> [Aim] Repeat each line of the material exactly.

(Stored data entries)
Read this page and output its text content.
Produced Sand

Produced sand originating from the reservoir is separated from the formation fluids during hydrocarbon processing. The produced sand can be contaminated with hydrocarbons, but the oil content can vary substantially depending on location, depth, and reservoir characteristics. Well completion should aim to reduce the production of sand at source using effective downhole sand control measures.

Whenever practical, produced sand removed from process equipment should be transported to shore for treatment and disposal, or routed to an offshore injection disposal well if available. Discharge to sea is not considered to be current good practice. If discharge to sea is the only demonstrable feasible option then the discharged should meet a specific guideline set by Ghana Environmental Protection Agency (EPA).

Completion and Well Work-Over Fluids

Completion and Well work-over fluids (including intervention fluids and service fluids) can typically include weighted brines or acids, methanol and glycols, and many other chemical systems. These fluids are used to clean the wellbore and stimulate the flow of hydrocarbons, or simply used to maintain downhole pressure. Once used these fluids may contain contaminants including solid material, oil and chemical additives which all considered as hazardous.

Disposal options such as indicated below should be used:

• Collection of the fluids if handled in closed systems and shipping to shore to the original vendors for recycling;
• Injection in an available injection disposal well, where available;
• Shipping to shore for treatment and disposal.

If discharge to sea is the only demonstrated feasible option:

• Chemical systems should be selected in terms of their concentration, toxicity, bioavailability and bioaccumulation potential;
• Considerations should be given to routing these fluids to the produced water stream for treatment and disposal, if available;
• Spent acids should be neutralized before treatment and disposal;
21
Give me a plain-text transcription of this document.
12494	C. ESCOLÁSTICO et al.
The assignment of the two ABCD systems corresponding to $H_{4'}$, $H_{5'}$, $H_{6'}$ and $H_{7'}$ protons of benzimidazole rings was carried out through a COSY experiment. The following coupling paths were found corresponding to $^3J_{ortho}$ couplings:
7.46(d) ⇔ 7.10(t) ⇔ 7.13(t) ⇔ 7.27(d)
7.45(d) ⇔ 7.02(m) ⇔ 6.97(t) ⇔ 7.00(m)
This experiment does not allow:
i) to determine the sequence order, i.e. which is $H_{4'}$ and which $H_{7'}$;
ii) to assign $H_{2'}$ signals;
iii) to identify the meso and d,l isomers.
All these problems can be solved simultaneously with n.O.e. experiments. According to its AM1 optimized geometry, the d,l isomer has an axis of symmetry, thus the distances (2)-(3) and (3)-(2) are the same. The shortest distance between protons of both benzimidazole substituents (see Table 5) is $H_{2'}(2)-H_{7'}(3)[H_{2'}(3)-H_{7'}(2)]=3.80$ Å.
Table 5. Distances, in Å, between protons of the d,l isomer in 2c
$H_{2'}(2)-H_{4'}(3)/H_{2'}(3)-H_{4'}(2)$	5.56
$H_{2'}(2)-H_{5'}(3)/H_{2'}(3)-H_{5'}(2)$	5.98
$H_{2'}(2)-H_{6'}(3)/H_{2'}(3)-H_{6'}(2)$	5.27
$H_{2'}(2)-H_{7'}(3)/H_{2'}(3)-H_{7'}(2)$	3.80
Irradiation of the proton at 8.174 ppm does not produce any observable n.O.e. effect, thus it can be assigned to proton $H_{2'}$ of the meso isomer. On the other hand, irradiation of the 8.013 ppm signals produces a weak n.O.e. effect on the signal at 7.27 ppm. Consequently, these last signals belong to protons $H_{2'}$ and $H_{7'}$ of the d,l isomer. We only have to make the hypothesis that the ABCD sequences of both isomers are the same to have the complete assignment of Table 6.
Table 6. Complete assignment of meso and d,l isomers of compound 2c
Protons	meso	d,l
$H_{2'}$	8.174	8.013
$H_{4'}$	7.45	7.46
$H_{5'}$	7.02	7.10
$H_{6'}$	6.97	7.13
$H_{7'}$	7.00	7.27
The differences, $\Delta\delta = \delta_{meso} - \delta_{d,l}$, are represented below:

> [Response to the exercise]
Read this page and output its text content.
Produced Sand

Produced sand originating from the reservoir is separated from the formation fluids during hydrocarbon processing. The produced sand can be contaminated with hydrocarbons, but the oil content can vary substantially depending on location, depth, and reservoir characteristics. Well completion should aim to reduce the production of sand at source using effective downhole sand control measures.

Whenever practical, produced sand removed from process equipment should be transported to shore for treatment and disposal, or routed to an offshore injection disposal well if available. Discharge to sea is not considered to be current good practice. If discharge to sea is the only demonstrable feasible option then the discharged should meet a specific guideline set by Ghana Environmental Protection Agency (EPA).

Completion and Well Work-Over Fluids

Completion and Well work-over fluids (including intervention fluids and service fluids) can typically include weighted brines or acids, methanol and glycols, and many other chemical systems. These fluids are used to clean the wellbore and stimulate the flow of hydrocarbons, or simply used to maintain downhole pressure. Once used these fluids may contain contaminants including solid material, oil and chemical additives which all considered as hazardous.

Disposal options such as indicated below should be used:

• Collection of the fluids if handled in closed systems and shipping to shore to the original vendors for recycling;
• Injection in an available injection disposal well, where available;
• Shipping to shore for treatment and disposal.

If discharge to sea is the only demonstrated feasible option:

• Chemical systems should be selected in terms of their concentration, toxicity, bioavailability and bioaccumulation potential;
• Considerations should be given to routing these fluids to the produced water stream for treatment and disposal, if available;
• Spent acids should be neutralized before treatment and disposal;
21
Give me a plain-text transcription of this document.
12494	C. ESCOLÁSTICO et al.
The assignment of the two ABCD systems corresponding to $H_{4'}$, $H_{5'}$, $H_{6'}$ and $H_{7'}$ protons of benzimidazole rings was carried out through a COSY experiment. The following coupling paths were found corresponding to $^3J_{ortho}$ couplings:
7.46(d) ⇔ 7.10(t) ⇔ 7.13(t) ⇔ 7.27(d)
7.45(d) ⇔ 7.02(m) ⇔ 6.97(t) ⇔ 7.00(m)
This experiment does not allow:
i) to determine the sequence order, i.e. which is $H_{4'}$ and which $H_{7'}$;
ii) to assign $H_{2'}$ signals;
iii) to identify the meso and d,l isomers.
All these problems can be solved simultaneously with n.O.e. experiments. According to its AM1 optimized geometry, the d,l isomer has an axis of symmetry, thus the distances (2)-(3) and (3)-(2) are the same. The shortest distance between protons of both benzimidazole substituents (see Table 5) is $H_{2'}(2)-H_{7'}(3)[H_{2'}(3)-H_{7'}(2)]=3.80$ Å.
Table 5. Distances, in Å, between protons of the d,l isomer in 2c
$H_{2'}(2)-H_{4'}(3)/H_{2'}(3)-H_{4'}(2)$	5.56
$H_{2'}(2)-H_{5'}(3)/H_{2'}(3)-H_{5'}(2)$	5.98
$H_{2'}(2)-H_{6'}(3)/H_{2'}(3)-H_{6'}(2)$	5.27
$H_{2'}(2)-H_{7'}(3)/H_{2'}(3)-H_{7'}(2)$	3.80
Irradiation of the proton at 8.174 ppm does not produce any observable n.O.e. effect, thus it can be assigned to proton $H_{2'}$ of the meso isomer. On the other hand, irradiation of the 8.013 ppm signals produces a weak n.O.e. effect on the signal at 7.27 ppm. Consequently, these last signals belong to protons $H_{2'}$ and $H_{7'}$ of the d,l isomer. We only have to make the hypothesis that the ABCD sequences of both isomers are the same to have the complete assignment of Table 6.
Table 6. Complete assignment of meso and d,l isomers of compound 2c
Protons	meso	d,l
$H_{2'}$	8.174	8.013
$H_{4'}$	7.45	7.46
$H_{5'}$	7.02	7.10
$H_{6'}$	6.97	7.13
$H_{7'}$	7.00	7.27
The differences, $\Delta\delta = \delta_{meso} - \delta_{d,l}$, are represented below:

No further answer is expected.